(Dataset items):
--- Start ---
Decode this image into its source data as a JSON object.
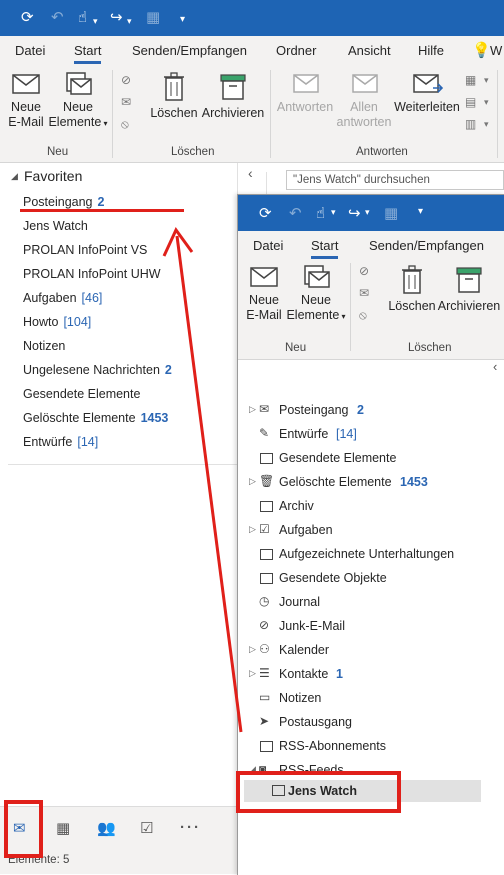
{
  "main": {
    "tabs": [
      "Datei",
      "Start",
      "Senden/Empfangen",
      "Ordner",
      "Ansicht",
      "Hilfe"
    ],
    "ribbon": {
      "new_email": "Neue\nE-Mail",
      "new_email_l1": "Neue",
      "new_email_l2": "E-Mail",
      "new_items_l1": "Neue",
      "new_items_l2": "Elemente",
      "delete": "Löschen",
      "archive": "Archivieren",
      "reply": "Antworten",
      "reply_all_l1": "Allen",
      "reply_all_l2": "antworten",
      "forward": "Weiterleiten",
      "group_new": "Neu",
      "group_delete": "Löschen",
      "group_reply": "Antworten"
    },
    "search_placeholder": "\"Jens Watch\" durchsuchen",
    "favorites_header": "Favoriten",
    "favorites": [
      {
        "label": "Posteingang",
        "count": "2",
        "count_style": "bold"
      },
      {
        "label": "Jens Watch",
        "count": "",
        "count_style": ""
      },
      {
        "label": "PROLAN InfoPoint VS",
        "count": "",
        "count_style": ""
      },
      {
        "label": "PROLAN InfoPoint UHW",
        "count": "",
        "count_style": ""
      },
      {
        "label": "Aufgaben",
        "count": "[46]",
        "count_style": "bracket"
      },
      {
        "label": "Howto",
        "count": "[104]",
        "count_style": "bracket"
      },
      {
        "label": "Notizen",
        "count": "",
        "count_style": ""
      },
      {
        "label": "Ungelesene Nachrichten",
        "count": "2",
        "count_style": "bold"
      },
      {
        "label": "Gesendete Elemente",
        "count": "",
        "count_style": ""
      },
      {
        "label": "Gelöschte Elemente",
        "count": "1453",
        "count_style": "bold"
      },
      {
        "label": "Entwürfe",
        "count": "[14]",
        "count_style": "bracket"
      }
    ],
    "status": "Elemente: 5"
  },
  "second": {
    "tabs": [
      "Datei",
      "Start",
      "Senden/Empfangen"
    ],
    "ribbon": {
      "new_email_l1": "Neue",
      "new_email_l2": "E-Mail",
      "new_items_l1": "Neue",
      "new_items_l2": "Elemente",
      "delete": "Löschen",
      "archive": "Archivieren",
      "group_new": "Neu",
      "group_delete": "Löschen"
    },
    "folders": [
      {
        "label": "Posteingang",
        "count": "2",
        "count_style": "bold",
        "icon": "mail-icon",
        "expander": true
      },
      {
        "label": "Entwürfe",
        "count": "[14]",
        "count_style": "bracket",
        "icon": "drafts-icon",
        "expander": false
      },
      {
        "label": "Gesendete Elemente",
        "count": "",
        "count_style": "",
        "icon": "folder-icon",
        "expander": false
      },
      {
        "label": "Gelöschte Elemente",
        "count": "1453",
        "count_style": "bold",
        "icon": "trash-icon",
        "expander": true
      },
      {
        "label": "Archiv",
        "count": "",
        "count_style": "",
        "icon": "folder-icon",
        "expander": false
      },
      {
        "label": "Aufgaben",
        "count": "",
        "count_style": "",
        "icon": "tasks-icon",
        "expander": true
      },
      {
        "label": "Aufgezeichnete Unterhaltungen",
        "count": "",
        "count_style": "",
        "icon": "folder-icon",
        "expander": false
      },
      {
        "label": "Gesendete Objekte",
        "count": "",
        "count_style": "",
        "icon": "folder-icon",
        "expander": false
      },
      {
        "label": "Journal",
        "count": "",
        "count_style": "",
        "icon": "journal-icon",
        "expander": false
      },
      {
        "label": "Junk-E-Mail",
        "count": "",
        "count_style": "",
        "icon": "junk-icon",
        "expander": false
      },
      {
        "label": "Kalender",
        "count": "",
        "count_style": "",
        "icon": "calendar-icon",
        "expander": true
      },
      {
        "label": "Kontakte",
        "count": "1",
        "count_style": "bold",
        "icon": "contacts-icon",
        "expander": true
      },
      {
        "label": "Notizen",
        "count": "",
        "count_style": "",
        "icon": "notes-icon",
        "expander": false
      },
      {
        "label": "Postausgang",
        "count": "",
        "count_style": "",
        "icon": "outbox-icon",
        "expander": false
      },
      {
        "label": "RSS-Abonnements",
        "count": "",
        "count_style": "",
        "icon": "folder-icon",
        "expander": false
      },
      {
        "label": "RSS-Feeds",
        "count": "",
        "count_style": "",
        "icon": "rss-icon",
        "expander": "open"
      }
    ],
    "selected_subfolder": "Jens Watch"
  },
  "colors": {
    "accent": "#1e64b4",
    "annotation": "#e0201a",
    "count": "#2b66b3"
  }
}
--- End ---
(YOUR TASK): From the entries above, output every line exactly and omit any image.

(EXPECTED ANSWER):
Decode this image into its source data as a JSON object.
{
  "main": {
    "tabs": [
      "Datei",
      "Start",
      "Senden/Empfangen",
      "Ordner",
      "Ansicht",
      "Hilfe"
    ],
    "ribbon": {
      "new_email": "Neue\nE-Mail",
      "new_email_l1": "Neue",
      "new_email_l2": "E-Mail",
      "new_items_l1": "Neue",
      "new_items_l2": "Elemente",
      "delete": "Löschen",
      "archive": "Archivieren",
      "reply": "Antworten",
      "reply_all_l1": "Allen",
      "reply_all_l2": "antworten",
      "forward": "Weiterleiten",
      "group_new": "Neu",
      "group_delete": "Löschen",
      "group_reply": "Antworten"
    },
    "search_placeholder": "\"Jens Watch\" durchsuchen",
    "favorites_header": "Favoriten",
    "favorites": [
      {
        "label": "Posteingang",
        "count": "2",
        "count_style": "bold"
      },
      {
        "label": "Jens Watch",
        "count": "",
        "count_style": ""
      },
      {
        "label": "PROLAN InfoPoint VS",
        "count": "",
        "count_style": ""
      },
      {
        "label": "PROLAN InfoPoint UHW",
        "count": "",
        "count_style": ""
      },
      {
        "label": "Aufgaben",
        "count": "[46]",
        "count_style": "bracket"
      },
      {
        "label": "Howto",
        "count": "[104]",
        "count_style": "bracket"
      },
      {
        "label": "Notizen",
        "count": "",
        "count_style": ""
      },
      {
        "label": "Ungelesene Nachrichten",
        "count": "2",
        "count_style": "bold"
      },
      {
        "label": "Gesendete Elemente",
        "count": "",
        "count_style": ""
      },
      {
        "label": "Gelöschte Elemente",
        "count": "1453",
        "count_style": "bold"
      },
      {
        "label": "Entwürfe",
        "count": "[14]",
        "count_style": "bracket"
      }
    ],
    "status": "Elemente: 5"
  },
  "second": {
    "tabs": [
      "Datei",
      "Start",
      "Senden/Empfangen"
    ],
    "ribbon": {
      "new_email_l1": "Neue",
      "new_email_l2": "E-Mail",
      "new_items_l1": "Neue",
      "new_items_l2": "Elemente",
      "delete": "Löschen",
      "archive": "Archivieren",
      "group_new": "Neu",
      "group_delete": "Löschen"
    },
    "folders": [
      {
        "label": "Posteingang",
        "count": "2",
        "count_style": "bold",
        "icon": "mail-icon",
        "expander": true
      },
      {
        "label": "Entwürfe",
        "count": "[14]",
        "count_style": "bracket",
        "icon": "drafts-icon",
        "expander": false
      },
      {
        "label": "Gesendete Elemente",
        "count": "",
        "count_style": "",
        "icon": "folder-icon",
        "expander": false
      },
      {
        "label": "Gelöschte Elemente",
        "count": "1453",
        "count_style": "bold",
        "icon": "trash-icon",
        "expander": true
      },
      {
        "label": "Archiv",
        "count": "",
        "count_style": "",
        "icon": "folder-icon",
        "expander": false
      },
      {
        "label": "Aufgaben",
        "count": "",
        "count_style": "",
        "icon": "tasks-icon",
        "expander": true
      },
      {
        "label": "Aufgezeichnete Unterhaltungen",
        "count": "",
        "count_style": "",
        "icon": "folder-icon",
        "expander": false
      },
      {
        "label": "Gesendete Objekte",
        "count": "",
        "count_style": "",
        "icon": "folder-icon",
        "expander": false
      },
      {
        "label": "Journal",
        "count": "",
        "count_style": "",
        "icon": "journal-icon",
        "expander": false
      },
      {
        "label": "Junk-E-Mail",
        "count": "",
        "count_style": "",
        "icon": "junk-icon",
        "expander": false
      },
      {
        "label": "Kalender",
        "count": "",
        "count_style": "",
        "icon": "calendar-icon",
        "expander": true
      },
      {
        "label": "Kontakte",
        "count": "1",
        "count_style": "bold",
        "icon": "contacts-icon",
        "expander": true
      },
      {
        "label": "Notizen",
        "count": "",
        "count_style": "",
        "icon": "notes-icon",
        "expander": false
      },
      {
        "label": "Postausgang",
        "count": "",
        "count_style": "",
        "icon": "outbox-icon",
        "expander": false
      },
      {
        "label": "RSS-Abonnements",
        "count": "",
        "count_style": "",
        "icon": "folder-icon",
        "expander": false
      },
      {
        "label": "RSS-Feeds",
        "count": "",
        "count_style": "",
        "icon": "rss-icon",
        "expander": "open"
      }
    ],
    "selected_subfolder": "Jens Watch"
  },
  "colors": {
    "accent": "#1e64b4",
    "annotation": "#e0201a",
    "count": "#2b66b3"
  }
}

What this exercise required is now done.